Aim
Write out every record below exactly as it appears.
--- START OF Provided data ---
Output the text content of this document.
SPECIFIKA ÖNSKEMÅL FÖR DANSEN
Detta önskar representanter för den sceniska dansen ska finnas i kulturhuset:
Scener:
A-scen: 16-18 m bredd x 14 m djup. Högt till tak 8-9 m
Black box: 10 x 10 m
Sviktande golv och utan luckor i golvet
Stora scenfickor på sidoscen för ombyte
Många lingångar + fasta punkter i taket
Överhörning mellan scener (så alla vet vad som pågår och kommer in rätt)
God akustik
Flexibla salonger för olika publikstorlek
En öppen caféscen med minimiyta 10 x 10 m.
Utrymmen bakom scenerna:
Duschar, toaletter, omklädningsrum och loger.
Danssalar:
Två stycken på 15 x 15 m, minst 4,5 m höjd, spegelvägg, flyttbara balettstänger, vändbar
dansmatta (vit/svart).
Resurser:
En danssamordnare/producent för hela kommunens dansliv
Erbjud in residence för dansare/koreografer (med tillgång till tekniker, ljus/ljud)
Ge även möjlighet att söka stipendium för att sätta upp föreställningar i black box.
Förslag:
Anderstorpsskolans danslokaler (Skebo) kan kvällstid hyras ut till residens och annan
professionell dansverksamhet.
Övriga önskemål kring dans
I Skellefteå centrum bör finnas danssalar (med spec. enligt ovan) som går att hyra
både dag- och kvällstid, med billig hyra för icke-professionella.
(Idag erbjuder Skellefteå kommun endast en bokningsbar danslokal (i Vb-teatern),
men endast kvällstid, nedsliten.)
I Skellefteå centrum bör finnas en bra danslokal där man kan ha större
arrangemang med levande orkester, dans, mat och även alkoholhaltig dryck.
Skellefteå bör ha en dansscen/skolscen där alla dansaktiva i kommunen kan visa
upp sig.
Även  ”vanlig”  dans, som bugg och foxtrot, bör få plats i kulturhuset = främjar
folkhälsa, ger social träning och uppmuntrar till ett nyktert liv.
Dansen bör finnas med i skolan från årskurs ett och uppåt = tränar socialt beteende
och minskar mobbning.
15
--- END OF Provided data ---
Result of this exercise
Output the text content of this document.
SPECIFIKA ÖNSKEMÅL FÖR DANSEN
Detta önskar representanter för den sceniska dansen ska finnas i kulturhuset:
Scener:
A-scen: 16-18 m bredd x 14 m djup. Högt till tak 8-9 m
Black box: 10 x 10 m
Sviktande golv och utan luckor i golvet
Stora scenfickor på sidoscen för ombyte
Många lingångar + fasta punkter i taket
Överhörning mellan scener (så alla vet vad som pågår och kommer in rätt)
God akustik
Flexibla salonger för olika publikstorlek
En öppen caféscen med minimiyta 10 x 10 m.
Utrymmen bakom scenerna:
Duschar, toaletter, omklädningsrum och loger.
Danssalar:
Två stycken på 15 x 15 m, minst 4,5 m höjd, spegelvägg, flyttbara balettstänger, vändbar
dansmatta (vit/svart).
Resurser:
En danssamordnare/producent för hela kommunens dansliv
Erbjud in residence för dansare/koreografer (med tillgång till tekniker, ljus/ljud)
Ge även möjlighet att söka stipendium för att sätta upp föreställningar i black box.
Förslag:
Anderstorpsskolans danslokaler (Skebo) kan kvällstid hyras ut till residens och annan
professionell dansverksamhet.
Övriga önskemål kring dans
I Skellefteå centrum bör finnas danssalar (med spec. enligt ovan) som går att hyra
både dag- och kvällstid, med billig hyra för icke-professionella.
(Idag erbjuder Skellefteå kommun endast en bokningsbar danslokal (i Vb-teatern),
men endast kvällstid, nedsliten.)
I Skellefteå centrum bör finnas en bra danslokal där man kan ha större
arrangemang med levande orkester, dans, mat och även alkoholhaltig dryck.
Skellefteå bör ha en dansscen/skolscen där alla dansaktiva i kommunen kan visa
upp sig.
Även  ”vanlig”  dans, som bugg och foxtrot, bör få plats i kulturhuset = främjar
folkhälsa, ger social träning och uppmuntrar till ett nyktert liv.
Dansen bör finnas med i skolan från årskurs ett och uppåt = tränar socialt beteende
och minskar mobbning.
15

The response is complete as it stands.